-------- TEXTE À RELIRE --------

Parallèlement, d’autres universités, comme Paris Sud (faculté de pharmacie de Châtenay-Malabry) pour ne citer qu’elle, vont contribuer à approfondir les connaissances de la peau à travers la conduite de nombreuses thèses cofinancées par les grandes marques cosmétiques.

Rencontre entre la recherche et l’industrie, création de la SF2iC

La Société Francophone d'Ingénierie et d'Imagerie Cutanée (SF2iC, association à but non lucratif) a été créée le 16 décembre 1999, avec pour objectif de promouvoir la recherche scientifique sur les méthodes d'évaluation non invasive en Imagerie et Ingénierie Cutanée, de développer la connaissance dans les domaines des propriétés fonctionnelles de la peau saine et/ou pathologique ainsi que de l'efficacité et de la sécurité des traitements de la peau, et de favoriser la discussion scientifique entre experts francophones. Elle organise notamment des congrès tous les deux ans, en alternance avec des séminaires traitant des thèmes de l’ingénierie et de l’imagerie cutanée. L’association est dirigée par un Conseil d'Administration de neuf personnes maximum élues pour une durée de quatre ans renouvelable une fois lors de l'Assemblée Générale.

-------- DONNÉES FOURNIES --------

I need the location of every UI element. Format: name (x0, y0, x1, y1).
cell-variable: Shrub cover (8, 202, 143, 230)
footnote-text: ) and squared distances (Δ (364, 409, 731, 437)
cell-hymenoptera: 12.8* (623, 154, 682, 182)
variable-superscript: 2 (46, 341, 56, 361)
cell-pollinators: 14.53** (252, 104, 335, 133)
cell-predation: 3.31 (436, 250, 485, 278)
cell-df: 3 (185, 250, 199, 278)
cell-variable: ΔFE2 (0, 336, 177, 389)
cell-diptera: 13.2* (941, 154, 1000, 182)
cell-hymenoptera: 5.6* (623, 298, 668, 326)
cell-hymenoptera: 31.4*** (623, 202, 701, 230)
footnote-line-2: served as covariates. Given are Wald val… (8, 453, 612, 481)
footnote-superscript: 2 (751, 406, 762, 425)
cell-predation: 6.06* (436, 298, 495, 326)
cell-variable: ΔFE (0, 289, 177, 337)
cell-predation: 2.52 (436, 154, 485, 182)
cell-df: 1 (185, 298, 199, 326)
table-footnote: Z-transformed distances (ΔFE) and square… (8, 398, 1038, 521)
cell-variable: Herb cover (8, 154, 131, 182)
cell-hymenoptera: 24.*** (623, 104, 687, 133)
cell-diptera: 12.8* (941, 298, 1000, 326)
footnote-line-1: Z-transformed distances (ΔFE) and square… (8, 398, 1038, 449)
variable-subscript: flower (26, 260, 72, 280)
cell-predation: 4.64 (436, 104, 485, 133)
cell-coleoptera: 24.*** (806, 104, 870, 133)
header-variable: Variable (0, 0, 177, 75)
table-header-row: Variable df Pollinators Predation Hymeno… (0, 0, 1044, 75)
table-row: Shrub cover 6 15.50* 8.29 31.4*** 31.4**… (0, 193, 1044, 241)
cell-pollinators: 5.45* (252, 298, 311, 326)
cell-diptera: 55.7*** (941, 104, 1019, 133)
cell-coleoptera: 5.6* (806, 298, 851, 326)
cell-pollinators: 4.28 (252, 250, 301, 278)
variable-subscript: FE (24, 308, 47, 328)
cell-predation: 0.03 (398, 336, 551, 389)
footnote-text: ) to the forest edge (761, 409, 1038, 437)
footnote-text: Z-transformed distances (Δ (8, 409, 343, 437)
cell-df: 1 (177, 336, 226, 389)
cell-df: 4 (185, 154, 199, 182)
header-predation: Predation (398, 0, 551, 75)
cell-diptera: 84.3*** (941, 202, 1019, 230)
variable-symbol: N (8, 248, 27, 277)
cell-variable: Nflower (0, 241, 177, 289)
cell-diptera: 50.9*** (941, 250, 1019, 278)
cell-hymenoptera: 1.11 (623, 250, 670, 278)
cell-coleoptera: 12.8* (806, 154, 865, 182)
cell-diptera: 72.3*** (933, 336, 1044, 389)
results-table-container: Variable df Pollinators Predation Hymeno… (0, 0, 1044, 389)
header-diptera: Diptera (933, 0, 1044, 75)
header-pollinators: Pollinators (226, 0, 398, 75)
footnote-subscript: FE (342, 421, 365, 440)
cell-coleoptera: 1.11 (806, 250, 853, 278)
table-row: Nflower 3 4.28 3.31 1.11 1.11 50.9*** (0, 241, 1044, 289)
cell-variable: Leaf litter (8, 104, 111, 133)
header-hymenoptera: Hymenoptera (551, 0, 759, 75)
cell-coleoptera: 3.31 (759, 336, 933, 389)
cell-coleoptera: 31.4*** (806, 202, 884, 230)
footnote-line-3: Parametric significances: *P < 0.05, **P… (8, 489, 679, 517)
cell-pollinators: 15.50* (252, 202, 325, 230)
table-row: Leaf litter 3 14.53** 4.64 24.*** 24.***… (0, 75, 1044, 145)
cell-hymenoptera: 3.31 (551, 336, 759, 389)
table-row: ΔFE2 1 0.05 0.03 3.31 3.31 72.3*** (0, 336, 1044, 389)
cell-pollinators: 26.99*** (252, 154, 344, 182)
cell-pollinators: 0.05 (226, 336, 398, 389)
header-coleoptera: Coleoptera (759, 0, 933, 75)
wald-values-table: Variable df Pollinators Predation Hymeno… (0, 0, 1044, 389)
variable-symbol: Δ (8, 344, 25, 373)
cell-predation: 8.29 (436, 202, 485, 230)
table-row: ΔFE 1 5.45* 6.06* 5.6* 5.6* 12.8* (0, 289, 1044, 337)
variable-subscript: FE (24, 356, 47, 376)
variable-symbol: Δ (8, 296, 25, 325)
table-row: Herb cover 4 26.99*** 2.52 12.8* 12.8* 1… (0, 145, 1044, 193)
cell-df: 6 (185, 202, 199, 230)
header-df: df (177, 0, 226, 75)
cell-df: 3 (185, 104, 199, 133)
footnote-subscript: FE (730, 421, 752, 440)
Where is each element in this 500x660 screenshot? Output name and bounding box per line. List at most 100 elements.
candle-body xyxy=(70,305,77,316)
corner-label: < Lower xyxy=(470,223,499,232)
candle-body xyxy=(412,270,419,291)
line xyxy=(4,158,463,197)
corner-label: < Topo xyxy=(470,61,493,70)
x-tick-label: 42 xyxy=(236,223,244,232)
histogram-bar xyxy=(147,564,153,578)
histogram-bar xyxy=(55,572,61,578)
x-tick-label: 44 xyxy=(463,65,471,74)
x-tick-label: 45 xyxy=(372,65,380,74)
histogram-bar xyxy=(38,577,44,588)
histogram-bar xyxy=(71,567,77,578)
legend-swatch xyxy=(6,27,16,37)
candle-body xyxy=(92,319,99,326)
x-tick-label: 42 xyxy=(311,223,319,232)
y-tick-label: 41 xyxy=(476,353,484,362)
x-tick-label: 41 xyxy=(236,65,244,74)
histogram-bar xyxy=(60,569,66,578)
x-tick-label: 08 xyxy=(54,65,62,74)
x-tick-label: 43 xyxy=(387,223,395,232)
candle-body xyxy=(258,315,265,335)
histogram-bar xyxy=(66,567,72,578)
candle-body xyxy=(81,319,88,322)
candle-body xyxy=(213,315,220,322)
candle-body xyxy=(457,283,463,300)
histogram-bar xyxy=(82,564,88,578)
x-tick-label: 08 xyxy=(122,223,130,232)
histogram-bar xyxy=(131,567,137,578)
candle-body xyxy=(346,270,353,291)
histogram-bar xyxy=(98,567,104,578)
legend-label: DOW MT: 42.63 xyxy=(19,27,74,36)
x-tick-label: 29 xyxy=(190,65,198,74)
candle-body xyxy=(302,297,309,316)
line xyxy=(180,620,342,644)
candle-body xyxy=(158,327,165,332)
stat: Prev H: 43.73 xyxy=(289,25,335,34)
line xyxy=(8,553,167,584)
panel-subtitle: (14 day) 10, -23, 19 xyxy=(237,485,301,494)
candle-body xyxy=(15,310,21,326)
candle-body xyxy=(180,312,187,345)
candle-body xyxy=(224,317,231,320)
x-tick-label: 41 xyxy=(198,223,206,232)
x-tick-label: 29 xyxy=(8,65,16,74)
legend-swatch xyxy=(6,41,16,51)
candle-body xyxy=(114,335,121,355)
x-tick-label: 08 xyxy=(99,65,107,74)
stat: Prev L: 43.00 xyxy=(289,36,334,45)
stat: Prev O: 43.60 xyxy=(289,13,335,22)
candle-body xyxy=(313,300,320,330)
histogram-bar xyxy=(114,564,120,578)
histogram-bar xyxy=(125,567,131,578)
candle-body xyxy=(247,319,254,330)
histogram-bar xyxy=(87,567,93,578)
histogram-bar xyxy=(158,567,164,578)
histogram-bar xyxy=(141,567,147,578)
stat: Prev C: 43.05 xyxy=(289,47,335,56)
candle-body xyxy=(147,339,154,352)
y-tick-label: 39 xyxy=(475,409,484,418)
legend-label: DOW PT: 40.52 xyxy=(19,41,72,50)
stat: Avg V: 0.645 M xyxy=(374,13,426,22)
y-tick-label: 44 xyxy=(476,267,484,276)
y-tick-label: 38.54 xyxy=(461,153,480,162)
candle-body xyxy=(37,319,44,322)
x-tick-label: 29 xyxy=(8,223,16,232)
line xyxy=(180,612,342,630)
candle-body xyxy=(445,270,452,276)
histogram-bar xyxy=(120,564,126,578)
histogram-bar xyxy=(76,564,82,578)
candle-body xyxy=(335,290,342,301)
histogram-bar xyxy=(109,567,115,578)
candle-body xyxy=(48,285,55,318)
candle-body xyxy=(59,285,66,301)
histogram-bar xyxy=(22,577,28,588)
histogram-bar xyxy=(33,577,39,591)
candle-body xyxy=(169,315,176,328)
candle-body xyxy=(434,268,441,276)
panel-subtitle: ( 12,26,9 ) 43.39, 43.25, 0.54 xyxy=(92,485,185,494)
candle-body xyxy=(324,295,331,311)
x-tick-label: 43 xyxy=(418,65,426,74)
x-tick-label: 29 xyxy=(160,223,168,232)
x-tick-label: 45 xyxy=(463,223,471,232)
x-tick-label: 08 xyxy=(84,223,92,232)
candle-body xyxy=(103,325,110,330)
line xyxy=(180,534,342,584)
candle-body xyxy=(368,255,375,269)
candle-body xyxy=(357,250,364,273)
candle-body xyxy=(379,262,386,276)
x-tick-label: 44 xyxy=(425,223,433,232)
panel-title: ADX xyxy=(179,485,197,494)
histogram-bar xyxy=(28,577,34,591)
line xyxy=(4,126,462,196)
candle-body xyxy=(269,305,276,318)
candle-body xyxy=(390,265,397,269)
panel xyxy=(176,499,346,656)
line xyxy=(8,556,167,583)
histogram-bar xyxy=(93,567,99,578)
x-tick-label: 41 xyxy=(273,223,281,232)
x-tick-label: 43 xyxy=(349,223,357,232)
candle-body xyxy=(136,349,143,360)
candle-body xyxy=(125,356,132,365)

--------

> [TÂCHES À FAIRE]:
(A) Dites si chacune de ces affirmations est conforme au texte sur la SF2iC, en répondant oui ou non et en citant les mots du texte qui tranchent : (i) la SF2iC a été créée en 1999 ; (ii) la SF2iC organise des congrès chaque année ; (iii) le Conseil d'Administration compte au plus neuf personnes.
(B) D'après le texte sur la SF2iC, pour combien de temps les membres du Conseil d'Administration sont-ils élus ?
(C) Rédigez la suite du texte sur la SF2iC, à partir de sa dernière phrase.

> [RÉPONSES PAR POINT]:
(A)
(i) Oui : « a été créée le 16 décembre 1999 ».
(ii) Non : « Elle organise notamment des congrès tous les deux ans ».
(iii) Oui : « un Conseil d'Administration de neuf personnes maximum ».

(B) Pour quatre ans, renouvelables une fois.

(C)
Durant ces trente dernières années, d'importants progrès ont permis de mieux caractériser la peau dans ses différentes composantes physiques (mécaniques, optiques, tribologiques…) et physico-chimiques. Les équipes de recherche de l'industrie, du monde hospitalier et universitaire (CNRS – INSERM) sont de plus en plus nombreuses à s'intéresser à ces nouvelles méthodes de caractérisation.

 1. Humbert PG, Haftek M, Creidi P, et al. Topical ascorbic acid on photoaged skin. Clinical, topographical and ultrastructural evaluation: double-blind study vs. placebo. Exp Dermatol. 2003 Jun;12(3):237-44.

 2. EVEQUE N, ROBIN S, MAKKI S, MURET P, ROUGIER A, KANTELIP JP, HUMBERT Ph. Iron and ascorbic acid concentrations in human dermis in respect to age and body site. Gerontology  2003, 49 : 117-22.

Nous devons cette nouvelle contribution à Michelle Vincent avec la collaboration des équipes du CERT. Nous remercions tout particulièrement Philippe Humbert pour sa contribution et sa disponibilité.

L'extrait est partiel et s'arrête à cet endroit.